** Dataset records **
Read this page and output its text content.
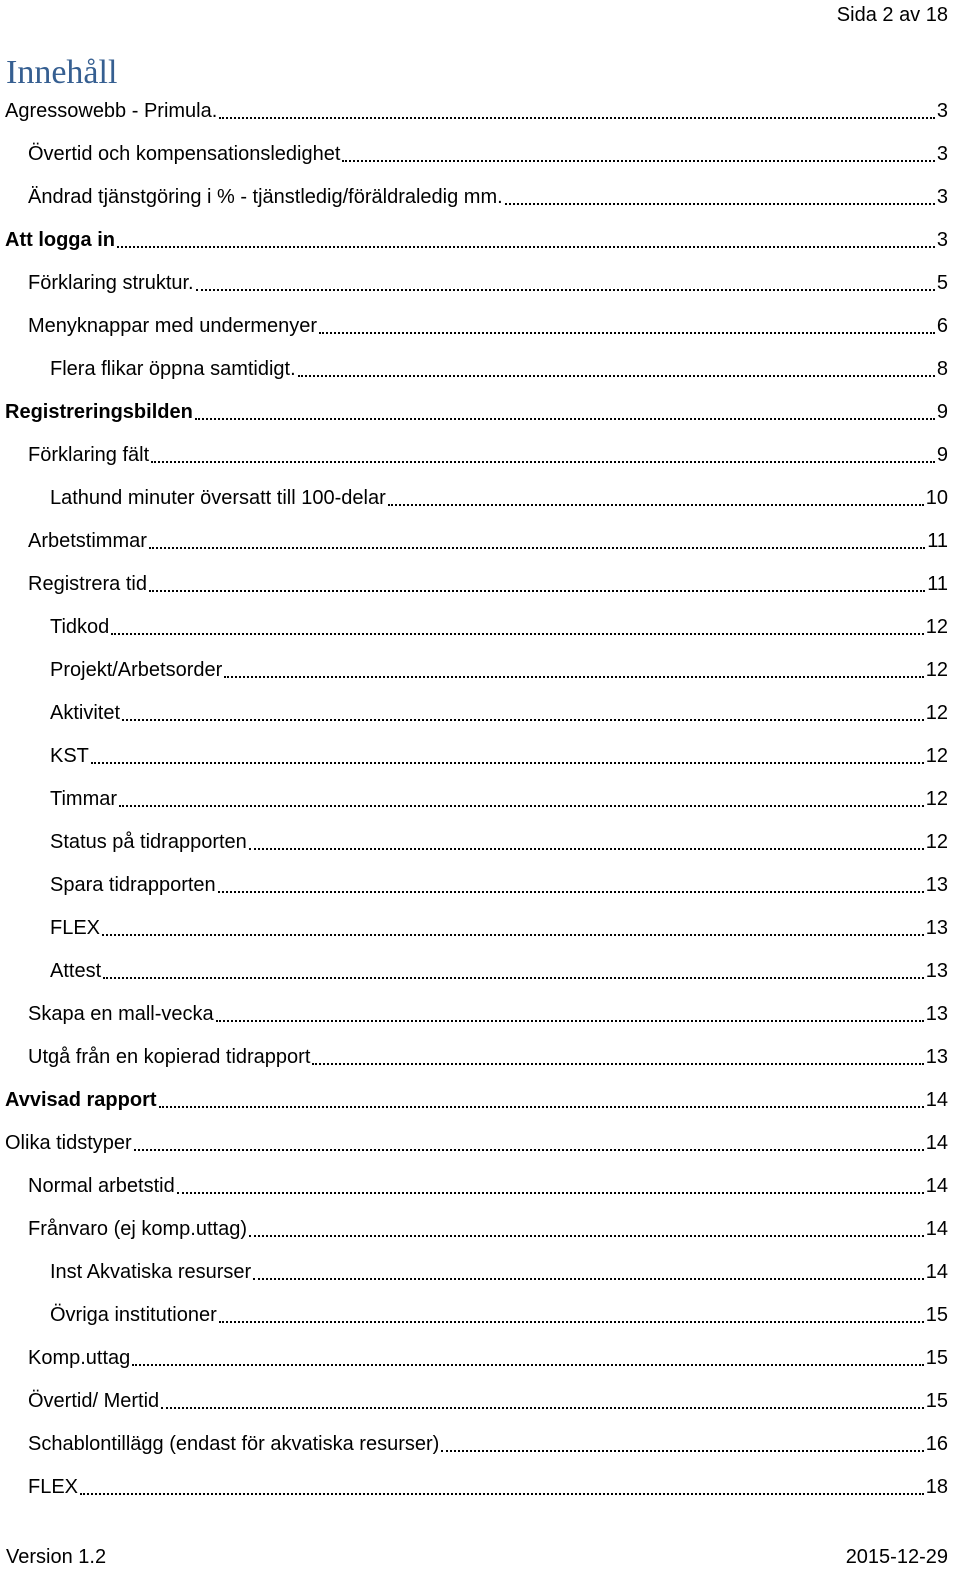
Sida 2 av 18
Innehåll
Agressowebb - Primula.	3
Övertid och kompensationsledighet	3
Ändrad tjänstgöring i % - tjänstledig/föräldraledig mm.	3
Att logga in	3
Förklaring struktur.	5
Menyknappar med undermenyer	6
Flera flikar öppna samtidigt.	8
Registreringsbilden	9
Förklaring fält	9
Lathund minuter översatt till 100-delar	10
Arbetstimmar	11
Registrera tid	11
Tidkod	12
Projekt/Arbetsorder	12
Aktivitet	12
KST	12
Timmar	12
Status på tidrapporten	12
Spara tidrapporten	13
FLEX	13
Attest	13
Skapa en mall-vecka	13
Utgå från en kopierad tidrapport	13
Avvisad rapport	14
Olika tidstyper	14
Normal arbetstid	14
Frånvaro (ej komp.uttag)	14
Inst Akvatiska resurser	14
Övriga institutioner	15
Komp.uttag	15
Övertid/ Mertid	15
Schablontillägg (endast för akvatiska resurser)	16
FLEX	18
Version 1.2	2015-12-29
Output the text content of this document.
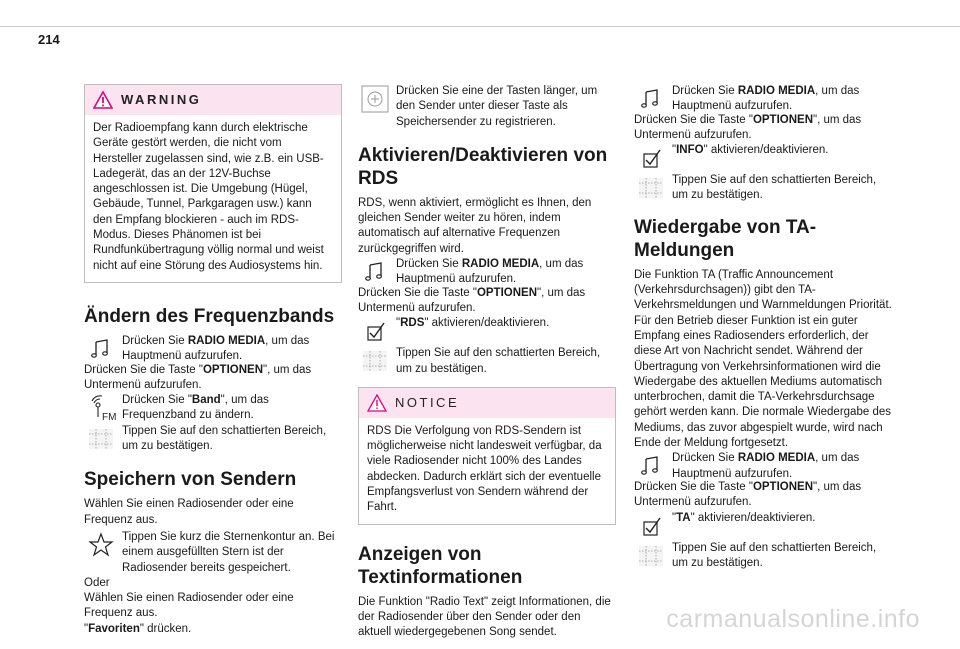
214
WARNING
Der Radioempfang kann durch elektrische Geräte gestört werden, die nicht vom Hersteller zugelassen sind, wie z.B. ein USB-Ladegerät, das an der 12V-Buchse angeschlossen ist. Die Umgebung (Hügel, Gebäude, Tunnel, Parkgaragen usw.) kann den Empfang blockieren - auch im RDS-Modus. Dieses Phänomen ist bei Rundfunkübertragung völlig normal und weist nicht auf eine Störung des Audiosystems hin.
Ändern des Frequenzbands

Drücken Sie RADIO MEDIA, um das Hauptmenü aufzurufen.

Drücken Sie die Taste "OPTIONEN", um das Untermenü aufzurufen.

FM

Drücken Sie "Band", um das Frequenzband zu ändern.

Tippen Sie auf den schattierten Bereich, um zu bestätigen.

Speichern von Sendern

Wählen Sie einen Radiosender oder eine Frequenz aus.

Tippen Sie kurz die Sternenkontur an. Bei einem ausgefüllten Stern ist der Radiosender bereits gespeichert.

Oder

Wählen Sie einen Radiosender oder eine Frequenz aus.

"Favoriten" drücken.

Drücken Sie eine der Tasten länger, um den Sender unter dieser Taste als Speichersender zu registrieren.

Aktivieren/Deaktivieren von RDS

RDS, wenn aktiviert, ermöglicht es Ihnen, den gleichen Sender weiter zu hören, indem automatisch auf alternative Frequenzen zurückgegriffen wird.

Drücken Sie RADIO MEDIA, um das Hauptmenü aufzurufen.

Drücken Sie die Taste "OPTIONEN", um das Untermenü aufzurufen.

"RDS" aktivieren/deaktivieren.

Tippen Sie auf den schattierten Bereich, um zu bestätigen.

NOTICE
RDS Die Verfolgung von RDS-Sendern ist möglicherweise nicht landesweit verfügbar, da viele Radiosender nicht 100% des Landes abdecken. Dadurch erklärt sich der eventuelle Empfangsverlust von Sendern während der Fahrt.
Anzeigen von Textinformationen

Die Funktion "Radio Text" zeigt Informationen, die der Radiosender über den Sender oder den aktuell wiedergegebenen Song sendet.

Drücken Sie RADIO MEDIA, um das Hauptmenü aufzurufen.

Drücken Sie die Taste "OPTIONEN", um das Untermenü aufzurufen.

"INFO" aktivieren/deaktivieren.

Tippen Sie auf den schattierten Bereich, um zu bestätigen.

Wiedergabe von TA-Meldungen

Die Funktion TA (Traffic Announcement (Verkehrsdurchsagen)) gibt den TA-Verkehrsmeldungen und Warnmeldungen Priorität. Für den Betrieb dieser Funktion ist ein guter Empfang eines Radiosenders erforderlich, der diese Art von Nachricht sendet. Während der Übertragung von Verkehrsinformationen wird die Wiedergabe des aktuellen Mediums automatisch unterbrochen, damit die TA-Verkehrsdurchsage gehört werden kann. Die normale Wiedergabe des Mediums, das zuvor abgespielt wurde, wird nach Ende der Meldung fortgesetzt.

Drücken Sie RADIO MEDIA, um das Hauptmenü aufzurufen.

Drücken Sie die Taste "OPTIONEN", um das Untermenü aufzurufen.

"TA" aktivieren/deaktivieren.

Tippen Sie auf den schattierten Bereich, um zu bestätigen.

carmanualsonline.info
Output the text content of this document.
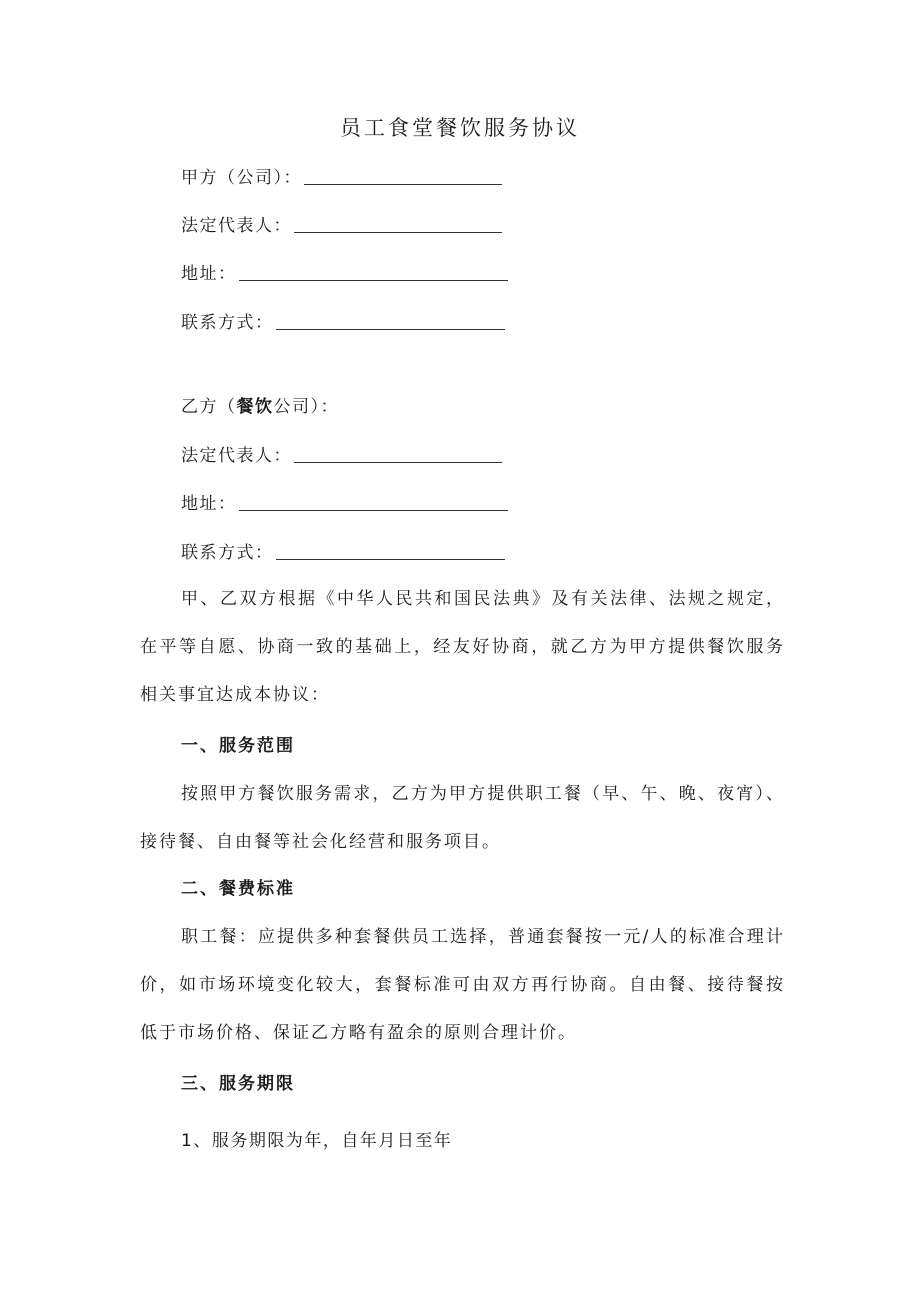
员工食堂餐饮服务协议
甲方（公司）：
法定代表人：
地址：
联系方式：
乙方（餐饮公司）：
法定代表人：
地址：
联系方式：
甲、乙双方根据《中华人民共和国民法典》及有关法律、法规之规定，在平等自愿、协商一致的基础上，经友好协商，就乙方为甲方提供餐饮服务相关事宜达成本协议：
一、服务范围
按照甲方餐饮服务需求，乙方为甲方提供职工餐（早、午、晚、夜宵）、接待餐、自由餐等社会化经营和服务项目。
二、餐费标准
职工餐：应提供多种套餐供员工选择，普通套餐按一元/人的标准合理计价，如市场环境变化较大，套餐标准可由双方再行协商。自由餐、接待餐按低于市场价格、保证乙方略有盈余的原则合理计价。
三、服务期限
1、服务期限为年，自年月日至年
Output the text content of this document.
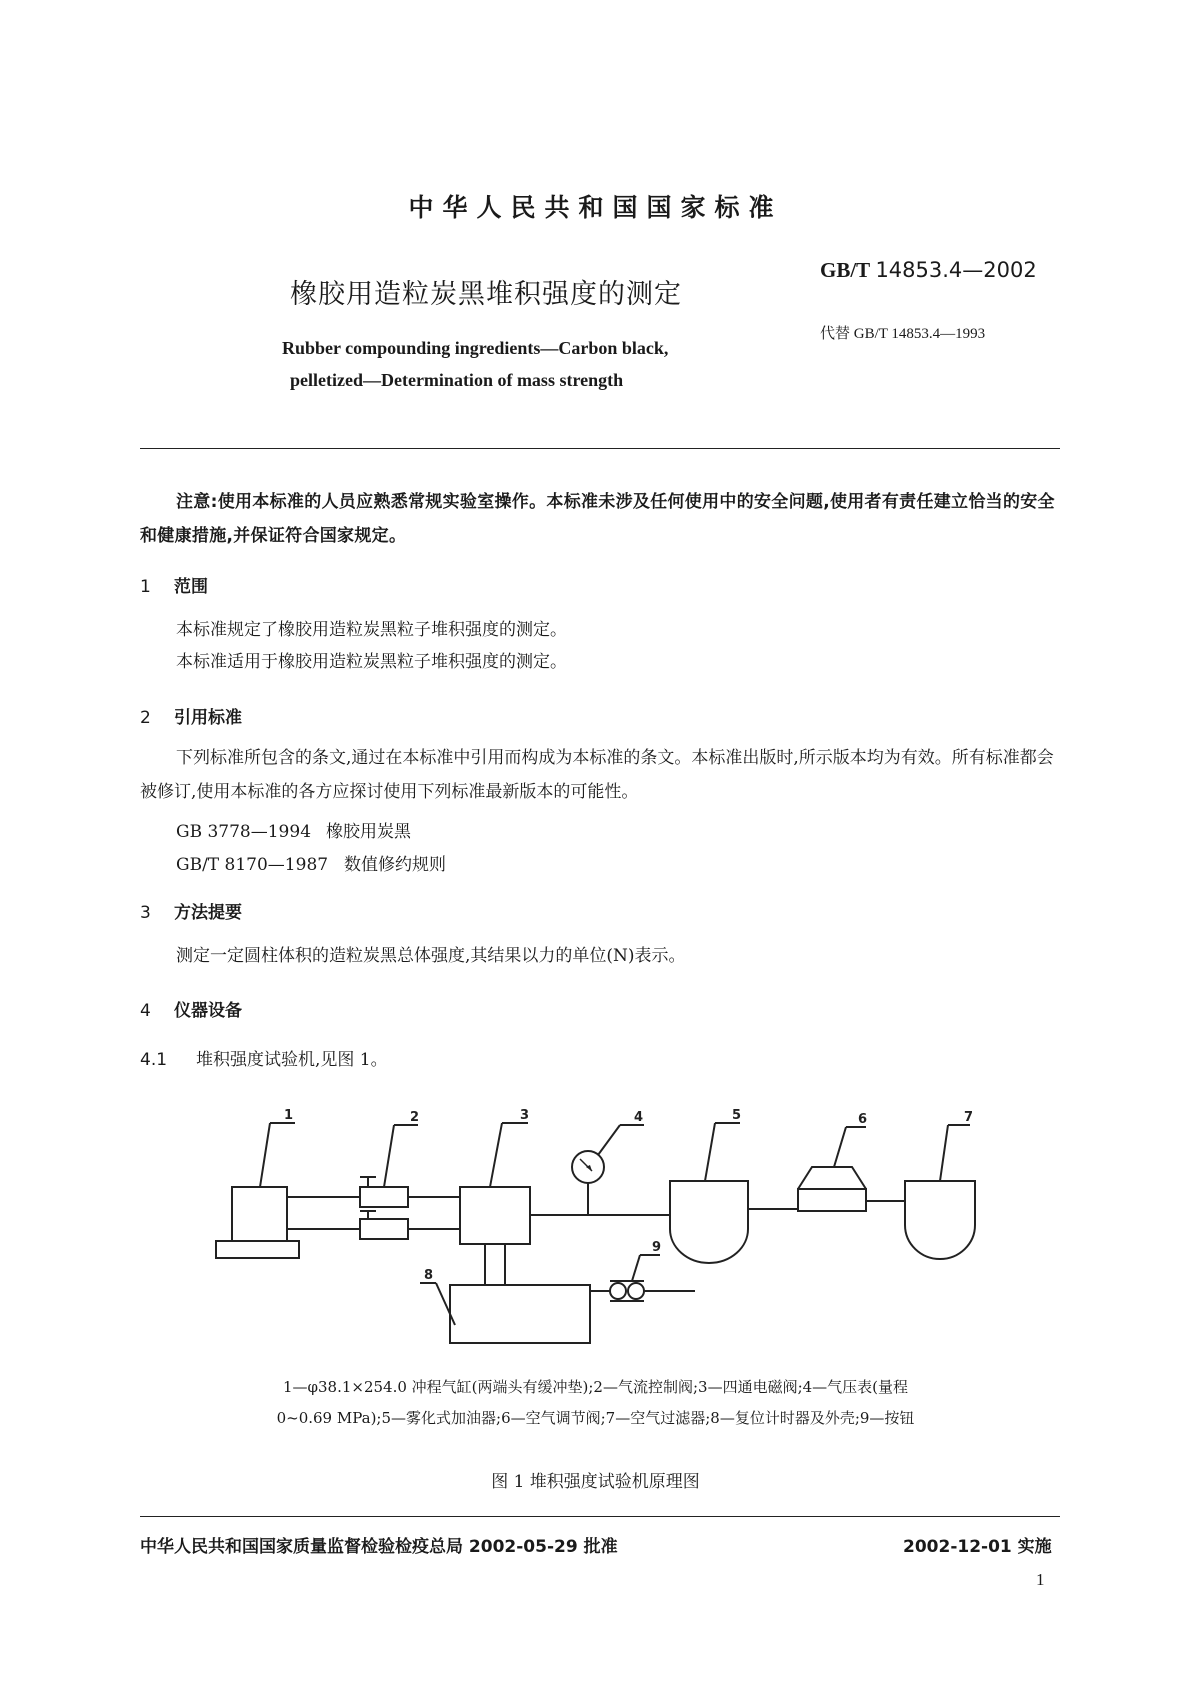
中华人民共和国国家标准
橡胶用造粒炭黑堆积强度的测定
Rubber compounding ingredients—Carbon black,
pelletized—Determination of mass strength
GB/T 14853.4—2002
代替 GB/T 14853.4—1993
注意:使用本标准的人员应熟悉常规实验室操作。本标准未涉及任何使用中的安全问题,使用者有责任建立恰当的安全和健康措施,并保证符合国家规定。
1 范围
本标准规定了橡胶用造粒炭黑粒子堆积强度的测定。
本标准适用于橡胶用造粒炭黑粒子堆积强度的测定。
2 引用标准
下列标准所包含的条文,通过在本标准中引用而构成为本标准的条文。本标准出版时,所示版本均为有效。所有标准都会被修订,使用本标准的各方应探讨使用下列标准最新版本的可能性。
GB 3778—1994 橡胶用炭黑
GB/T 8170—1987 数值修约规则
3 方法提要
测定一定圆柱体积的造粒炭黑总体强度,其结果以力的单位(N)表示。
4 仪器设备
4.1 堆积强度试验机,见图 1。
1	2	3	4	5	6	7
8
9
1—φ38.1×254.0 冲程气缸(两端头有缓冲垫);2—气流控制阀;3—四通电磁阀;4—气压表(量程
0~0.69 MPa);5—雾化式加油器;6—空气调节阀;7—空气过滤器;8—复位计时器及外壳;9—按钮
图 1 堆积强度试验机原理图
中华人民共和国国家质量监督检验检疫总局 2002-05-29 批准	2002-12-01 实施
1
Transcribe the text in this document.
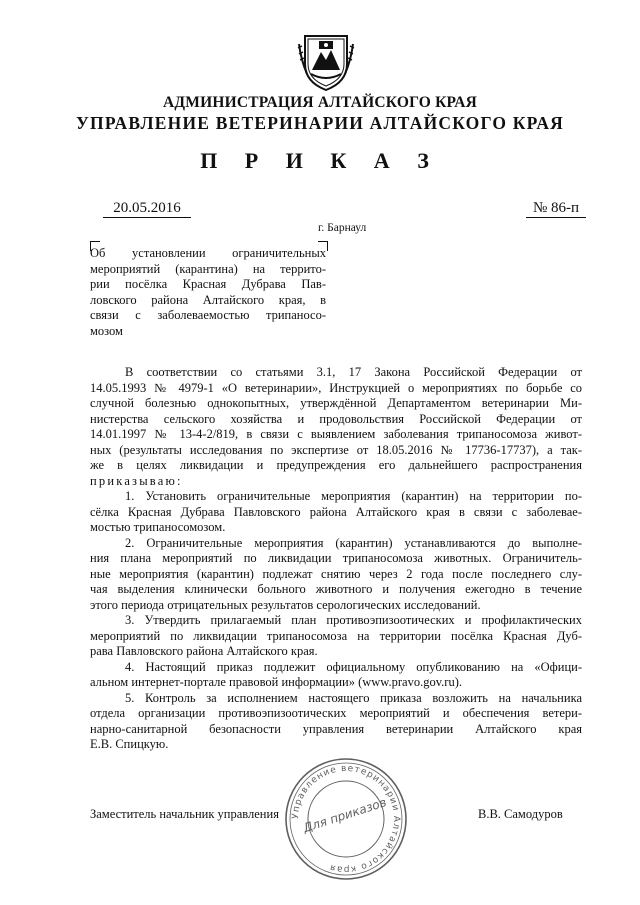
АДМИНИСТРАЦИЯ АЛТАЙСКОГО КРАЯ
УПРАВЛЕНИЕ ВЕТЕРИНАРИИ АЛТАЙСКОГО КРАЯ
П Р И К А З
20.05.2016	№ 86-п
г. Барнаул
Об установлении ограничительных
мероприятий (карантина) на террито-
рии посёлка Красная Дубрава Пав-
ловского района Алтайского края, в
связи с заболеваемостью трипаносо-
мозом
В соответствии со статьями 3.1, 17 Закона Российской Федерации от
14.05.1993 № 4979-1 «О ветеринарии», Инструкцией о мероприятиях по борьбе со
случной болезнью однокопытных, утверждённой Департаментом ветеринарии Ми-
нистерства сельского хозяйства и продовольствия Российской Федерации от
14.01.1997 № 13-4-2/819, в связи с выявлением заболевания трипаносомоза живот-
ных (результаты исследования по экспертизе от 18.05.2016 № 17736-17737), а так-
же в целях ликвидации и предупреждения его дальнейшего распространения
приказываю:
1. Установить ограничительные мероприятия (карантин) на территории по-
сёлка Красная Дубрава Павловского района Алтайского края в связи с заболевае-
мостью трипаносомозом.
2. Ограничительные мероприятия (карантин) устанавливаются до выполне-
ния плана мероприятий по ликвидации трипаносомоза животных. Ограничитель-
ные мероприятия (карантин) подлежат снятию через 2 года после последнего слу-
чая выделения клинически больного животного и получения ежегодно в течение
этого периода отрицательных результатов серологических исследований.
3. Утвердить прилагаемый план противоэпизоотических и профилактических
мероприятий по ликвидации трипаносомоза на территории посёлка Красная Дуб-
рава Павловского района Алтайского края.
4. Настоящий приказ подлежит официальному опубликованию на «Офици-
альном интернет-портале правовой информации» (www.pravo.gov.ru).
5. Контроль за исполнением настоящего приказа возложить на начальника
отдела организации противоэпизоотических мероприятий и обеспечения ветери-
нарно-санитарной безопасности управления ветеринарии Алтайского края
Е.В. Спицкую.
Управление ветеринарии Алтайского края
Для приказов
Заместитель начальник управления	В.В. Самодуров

** Given problem **
Show every line of the records above that contains the word "dieser".

** Finished exercise **
Drücken Sie eine der Tasten länger, um den Sender unter dieser Taste als Speichersender zu registrieren.
Die Funktion TA (Traffic Announcement (Verkehrsdurchsagen)) gibt den TA-Verkehrsmeldungen und Warnmeldungen Priorität. Für den Betrieb dieser Funktion ist ein guter Empfang eines Radiosenders erforderlich, der diese Art von Nachricht sendet. Während der Übertragung von Verkehrsinformationen wird die Wiedergabe des aktuellen Mediums automatisch unterbrochen, damit die TA-Verkehrsdurchsage gehört werden kann. Die normale Wiedergabe des Mediums, das zuvor abgespielt wurde, wird nach Ende der Meldung fortgesetzt.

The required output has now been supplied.